* TO DO
Send back the entries below exactly as they appear.

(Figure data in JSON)

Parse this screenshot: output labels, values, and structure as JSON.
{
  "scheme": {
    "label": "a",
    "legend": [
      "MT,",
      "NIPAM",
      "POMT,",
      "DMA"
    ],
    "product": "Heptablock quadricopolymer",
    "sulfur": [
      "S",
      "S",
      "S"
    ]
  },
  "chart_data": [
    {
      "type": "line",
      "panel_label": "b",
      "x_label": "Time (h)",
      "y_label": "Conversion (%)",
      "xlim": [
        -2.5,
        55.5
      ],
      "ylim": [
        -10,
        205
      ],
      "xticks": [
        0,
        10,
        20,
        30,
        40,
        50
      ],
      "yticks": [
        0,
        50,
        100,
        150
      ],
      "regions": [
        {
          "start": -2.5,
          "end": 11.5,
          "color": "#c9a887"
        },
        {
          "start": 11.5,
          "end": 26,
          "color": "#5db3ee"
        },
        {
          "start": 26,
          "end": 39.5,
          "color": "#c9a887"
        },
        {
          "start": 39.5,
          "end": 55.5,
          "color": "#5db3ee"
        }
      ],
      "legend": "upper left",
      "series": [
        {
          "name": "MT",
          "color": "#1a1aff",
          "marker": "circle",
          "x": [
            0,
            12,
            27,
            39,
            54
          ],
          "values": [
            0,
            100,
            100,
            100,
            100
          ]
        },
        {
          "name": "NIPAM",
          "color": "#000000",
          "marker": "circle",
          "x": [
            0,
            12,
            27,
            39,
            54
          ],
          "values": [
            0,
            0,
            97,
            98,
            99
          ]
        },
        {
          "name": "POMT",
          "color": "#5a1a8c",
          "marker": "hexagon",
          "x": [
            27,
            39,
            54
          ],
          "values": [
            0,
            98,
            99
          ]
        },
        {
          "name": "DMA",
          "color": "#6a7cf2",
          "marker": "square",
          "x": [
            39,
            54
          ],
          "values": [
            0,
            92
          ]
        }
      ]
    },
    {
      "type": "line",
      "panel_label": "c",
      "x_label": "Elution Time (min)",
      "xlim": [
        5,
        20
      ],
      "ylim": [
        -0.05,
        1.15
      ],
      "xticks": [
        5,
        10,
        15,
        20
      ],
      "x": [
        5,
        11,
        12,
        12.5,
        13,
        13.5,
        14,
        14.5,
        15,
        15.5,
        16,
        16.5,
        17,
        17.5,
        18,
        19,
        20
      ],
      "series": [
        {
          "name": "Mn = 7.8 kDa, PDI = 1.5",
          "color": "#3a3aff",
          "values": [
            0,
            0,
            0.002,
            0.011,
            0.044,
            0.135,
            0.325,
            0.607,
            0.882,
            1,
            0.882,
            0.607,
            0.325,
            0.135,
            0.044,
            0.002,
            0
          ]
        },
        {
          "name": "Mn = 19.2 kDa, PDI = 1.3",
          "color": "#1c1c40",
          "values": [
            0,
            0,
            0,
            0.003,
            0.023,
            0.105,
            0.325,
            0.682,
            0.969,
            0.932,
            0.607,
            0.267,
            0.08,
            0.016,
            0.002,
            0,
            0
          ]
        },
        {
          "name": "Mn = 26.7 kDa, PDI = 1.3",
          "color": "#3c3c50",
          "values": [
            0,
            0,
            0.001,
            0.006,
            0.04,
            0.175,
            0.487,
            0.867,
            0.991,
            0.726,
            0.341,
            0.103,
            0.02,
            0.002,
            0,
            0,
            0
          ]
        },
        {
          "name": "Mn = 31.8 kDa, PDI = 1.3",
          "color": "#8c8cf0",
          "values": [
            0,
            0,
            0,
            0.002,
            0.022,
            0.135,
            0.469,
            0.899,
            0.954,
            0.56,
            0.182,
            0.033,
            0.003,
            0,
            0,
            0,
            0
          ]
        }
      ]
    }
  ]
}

* FULL SOLUTION
Parse this screenshot: output labels, values, and structure as JSON.
{
  "scheme": {
    "label": "a",
    "legend": [
      "MT,",
      "NIPAM",
      "POMT,",
      "DMA"
    ],
    "product": "Heptablock quadricopolymer",
    "sulfur": [
      "S",
      "S",
      "S"
    ]
  },
  "chart_data": [
    {
      "type": "line",
      "panel_label": "b",
      "x_label": "Time (h)",
      "y_label": "Conversion (%)",
      "xlim": [
        -2.5,
        55.5
      ],
      "ylim": [
        -10,
        205
      ],
      "xticks": [
        0,
        10,
        20,
        30,
        40,
        50
      ],
      "yticks": [
        0,
        50,
        100,
        150
      ],
      "regions": [
        {
          "start": -2.5,
          "end": 11.5,
          "color": "#c9a887"
        },
        {
          "start": 11.5,
          "end": 26,
          "color": "#5db3ee"
        },
        {
          "start": 26,
          "end": 39.5,
          "color": "#c9a887"
        },
        {
          "start": 39.5,
          "end": 55.5,
          "color": "#5db3ee"
        }
      ],
      "legend": "upper left",
      "series": [
        {
          "name": "MT",
          "color": "#1a1aff",
          "marker": "circle",
          "x": [
            0,
            12,
            27,
            39,
            54
          ],
          "values": [
            0,
            100,
            100,
            100,
            100
          ]
        },
        {
          "name": "NIPAM",
          "color": "#000000",
          "marker": "circle",
          "x": [
            0,
            12,
            27,
            39,
            54
          ],
          "values": [
            0,
            0,
            97,
            98,
            99
          ]
        },
        {
          "name": "POMT",
          "color": "#5a1a8c",
          "marker": "hexagon",
          "x": [
            27,
            39,
            54
          ],
          "values": [
            0,
            98,
            99
          ]
        },
        {
          "name": "DMA",
          "color": "#6a7cf2",
          "marker": "square",
          "x": [
            39,
            54
          ],
          "values": [
            0,
            92
          ]
        }
      ]
    },
    {
      "type": "line",
      "panel_label": "c",
      "x_label": "Elution Time (min)",
      "xlim": [
        5,
        20
      ],
      "ylim": [
        -0.05,
        1.15
      ],
      "xticks": [
        5,
        10,
        15,
        20
      ],
      "x": [
        5,
        11,
        12,
        12.5,
        13,
        13.5,
        14,
        14.5,
        15,
        15.5,
        16,
        16.5,
        17,
        17.5,
        18,
        19,
        20
      ],
      "series": [
        {
          "name": "Mn = 7.8 kDa, PDI = 1.5",
          "color": "#3a3aff",
          "values": [
            0,
            0,
            0.002,
            0.011,
            0.044,
            0.135,
            0.325,
            0.607,
            0.882,
            1,
            0.882,
            0.607,
            0.325,
            0.135,
            0.044,
            0.002,
            0
          ]
        },
        {
          "name": "Mn = 19.2 kDa, PDI = 1.3",
          "color": "#1c1c40",
          "values": [
            0,
            0,
            0,
            0.003,
            0.023,
            0.105,
            0.325,
            0.682,
            0.969,
            0.932,
            0.607,
            0.267,
            0.08,
            0.016,
            0.002,
            0,
            0
          ]
        },
        {
          "name": "Mn = 26.7 kDa, PDI = 1.3",
          "color": "#3c3c50",
          "values": [
            0,
            0,
            0.001,
            0.006,
            0.04,
            0.175,
            0.487,
            0.867,
            0.991,
            0.726,
            0.341,
            0.103,
            0.02,
            0.002,
            0,
            0,
            0
          ]
        },
        {
          "name": "Mn = 31.8 kDa, PDI = 1.3",
          "color": "#8c8cf0",
          "values": [
            0,
            0,
            0,
            0.002,
            0.022,
            0.135,
            0.469,
            0.899,
            0.954,
            0.56,
            0.182,
            0.033,
            0.003,
            0,
            0,
            0,
            0
          ]
        }
      ]
    }
  ]
}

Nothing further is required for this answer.